** START Items **

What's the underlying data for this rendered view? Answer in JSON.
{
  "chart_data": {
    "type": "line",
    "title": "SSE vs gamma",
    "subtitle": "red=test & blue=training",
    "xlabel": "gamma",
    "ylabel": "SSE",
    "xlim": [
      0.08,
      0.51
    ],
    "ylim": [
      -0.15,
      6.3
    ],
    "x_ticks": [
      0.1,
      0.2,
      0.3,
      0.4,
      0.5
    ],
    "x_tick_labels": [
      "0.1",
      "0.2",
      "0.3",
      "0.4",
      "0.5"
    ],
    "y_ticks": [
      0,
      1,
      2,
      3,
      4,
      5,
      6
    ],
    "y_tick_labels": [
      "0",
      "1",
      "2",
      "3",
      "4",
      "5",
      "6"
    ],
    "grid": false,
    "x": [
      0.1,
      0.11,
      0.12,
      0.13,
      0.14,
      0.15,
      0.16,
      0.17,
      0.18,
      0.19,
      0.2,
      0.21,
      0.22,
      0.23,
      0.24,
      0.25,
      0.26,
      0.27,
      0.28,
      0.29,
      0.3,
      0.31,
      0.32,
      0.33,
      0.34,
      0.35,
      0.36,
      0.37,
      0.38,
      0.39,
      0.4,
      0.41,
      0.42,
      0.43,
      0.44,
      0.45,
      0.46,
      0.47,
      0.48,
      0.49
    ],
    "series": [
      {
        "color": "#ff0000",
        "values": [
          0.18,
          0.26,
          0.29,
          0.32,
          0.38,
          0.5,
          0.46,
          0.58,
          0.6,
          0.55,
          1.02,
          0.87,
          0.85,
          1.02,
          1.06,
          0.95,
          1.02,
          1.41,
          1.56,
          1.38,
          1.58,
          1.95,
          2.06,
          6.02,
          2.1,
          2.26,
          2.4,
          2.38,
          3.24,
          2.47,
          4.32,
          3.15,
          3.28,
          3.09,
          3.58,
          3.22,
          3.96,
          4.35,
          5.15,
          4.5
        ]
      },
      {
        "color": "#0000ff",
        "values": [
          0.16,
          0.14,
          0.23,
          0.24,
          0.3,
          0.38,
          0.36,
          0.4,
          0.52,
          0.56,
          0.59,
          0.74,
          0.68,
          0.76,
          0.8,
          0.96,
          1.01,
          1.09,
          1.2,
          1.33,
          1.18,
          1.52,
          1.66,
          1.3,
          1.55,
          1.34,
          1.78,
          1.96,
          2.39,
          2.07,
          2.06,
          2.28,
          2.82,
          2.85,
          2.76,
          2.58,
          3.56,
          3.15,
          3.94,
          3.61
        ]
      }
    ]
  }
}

** END Items **

▸ **To do**:
Retype every entry above, word for word.

▸ **Answer to this problem**:
What's the underlying data for this rendered view? Answer in JSON.
{
  "chart_data": {
    "type": "line",
    "title": "SSE vs gamma",
    "subtitle": "red=test & blue=training",
    "xlabel": "gamma",
    "ylabel": "SSE",
    "xlim": [
      0.08,
      0.51
    ],
    "ylim": [
      -0.15,
      6.3
    ],
    "x_ticks": [
      0.1,
      0.2,
      0.3,
      0.4,
      0.5
    ],
    "x_tick_labels": [
      "0.1",
      "0.2",
      "0.3",
      "0.4",
      "0.5"
    ],
    "y_ticks": [
      0,
      1,
      2,
      3,
      4,
      5,
      6
    ],
    "y_tick_labels": [
      "0",
      "1",
      "2",
      "3",
      "4",
      "5",
      "6"
    ],
    "grid": false,
    "x": [
      0.1,
      0.11,
      0.12,
      0.13,
      0.14,
      0.15,
      0.16,
      0.17,
      0.18,
      0.19,
      0.2,
      0.21,
      0.22,
      0.23,
      0.24,
      0.25,
      0.26,
      0.27,
      0.28,
      0.29,
      0.3,
      0.31,
      0.32,
      0.33,
      0.34,
      0.35,
      0.36,
      0.37,
      0.38,
      0.39,
      0.4,
      0.41,
      0.42,
      0.43,
      0.44,
      0.45,
      0.46,
      0.47,
      0.48,
      0.49
    ],
    "series": [
      {
        "color": "#ff0000",
        "values": [
          0.18,
          0.26,
          0.29,
          0.32,
          0.38,
          0.5,
          0.46,
          0.58,
          0.6,
          0.55,
          1.02,
          0.87,
          0.85,
          1.02,
          1.06,
          0.95,
          1.02,
          1.41,
          1.56,
          1.38,
          1.58,
          1.95,
          2.06,
          6.02,
          2.1,
          2.26,
          2.4,
          2.38,
          3.24,
          2.47,
          4.32,
          3.15,
          3.28,
          3.09,
          3.58,
          3.22,
          3.96,
          4.35,
          5.15,
          4.5
        ]
      },
      {
        "color": "#0000ff",
        "values": [
          0.16,
          0.14,
          0.23,
          0.24,
          0.3,
          0.38,
          0.36,
          0.4,
          0.52,
          0.56,
          0.59,
          0.74,
          0.68,
          0.76,
          0.8,
          0.96,
          1.01,
          1.09,
          1.2,
          1.33,
          1.18,
          1.52,
          1.66,
          1.3,
          1.55,
          1.34,
          1.78,
          1.96,
          2.39,
          2.07,
          2.06,
          2.28,
          2.82,
          2.85,
          2.76,
          2.58,
          3.56,
          3.15,
          3.94,
          3.61
        ]
      }
    ]
  }
}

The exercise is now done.